**The exercise:** Using the records below, locate all lines containing "that" and return them.

**Records shown:**
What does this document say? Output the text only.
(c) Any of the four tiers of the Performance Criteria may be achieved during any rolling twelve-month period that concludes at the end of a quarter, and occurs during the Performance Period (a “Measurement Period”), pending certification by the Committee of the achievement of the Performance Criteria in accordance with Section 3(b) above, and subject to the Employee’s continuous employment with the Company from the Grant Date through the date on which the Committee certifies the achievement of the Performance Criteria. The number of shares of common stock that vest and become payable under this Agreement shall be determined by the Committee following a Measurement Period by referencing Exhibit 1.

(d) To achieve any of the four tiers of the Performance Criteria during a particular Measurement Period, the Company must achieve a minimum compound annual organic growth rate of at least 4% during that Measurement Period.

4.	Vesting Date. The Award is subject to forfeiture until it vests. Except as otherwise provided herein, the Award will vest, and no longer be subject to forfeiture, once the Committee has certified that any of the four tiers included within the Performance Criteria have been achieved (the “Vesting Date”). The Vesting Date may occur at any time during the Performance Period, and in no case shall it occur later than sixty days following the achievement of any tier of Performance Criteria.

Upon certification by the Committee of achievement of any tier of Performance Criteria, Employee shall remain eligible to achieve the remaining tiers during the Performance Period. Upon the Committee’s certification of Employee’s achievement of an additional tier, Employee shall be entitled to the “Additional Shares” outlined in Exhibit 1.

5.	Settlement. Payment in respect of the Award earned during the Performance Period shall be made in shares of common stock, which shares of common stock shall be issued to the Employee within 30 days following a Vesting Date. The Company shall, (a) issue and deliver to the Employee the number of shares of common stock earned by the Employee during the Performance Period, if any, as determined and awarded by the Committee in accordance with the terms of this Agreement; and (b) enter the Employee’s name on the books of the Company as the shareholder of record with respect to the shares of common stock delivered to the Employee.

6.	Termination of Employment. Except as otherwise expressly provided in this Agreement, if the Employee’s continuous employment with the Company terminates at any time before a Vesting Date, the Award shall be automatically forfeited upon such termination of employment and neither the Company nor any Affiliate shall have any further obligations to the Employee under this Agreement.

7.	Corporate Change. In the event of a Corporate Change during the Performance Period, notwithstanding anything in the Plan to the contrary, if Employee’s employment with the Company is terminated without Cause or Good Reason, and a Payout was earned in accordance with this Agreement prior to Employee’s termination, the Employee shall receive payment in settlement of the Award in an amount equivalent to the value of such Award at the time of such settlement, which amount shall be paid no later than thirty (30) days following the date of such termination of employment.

**Correct result:**
(c) Any of the four tiers of the Performance Criteria may be achieved during any rolling twelve-month period that concludes at the end of a quarter, and occurs during the Performance Period (a “Measurement Period”), pending certification by the Committee of the achievement of the Performance Criteria in accordance with Section 3(b) above, and subject to the Employee’s continuous employment with the Company from the Grant Date through the date on which the Committee certifies the achievement of the Performance Criteria. The number of shares of common stock that vest and become payable under this Agreement shall be determined by the Committee following a Measurement Period by referencing Exhibit 1.
(d) To achieve any of the four tiers of the Performance Criteria during a particular Measurement Period, the Company must achieve a minimum compound annual organic growth rate of at least 4% during that Measurement Period.
4.	Vesting Date. The Award is subject to forfeiture until it vests. Except as otherwise provided herein, the Award will vest, and no longer be subject to forfeiture, once the Committee has certified that any of the four tiers included within the Performance Criteria have been achieved (the “Vesting Date”). The Vesting Date may occur at any time during the Performance Period, and in no case shall it occur later than sixty days following the achievement of any tier of Performance Criteria.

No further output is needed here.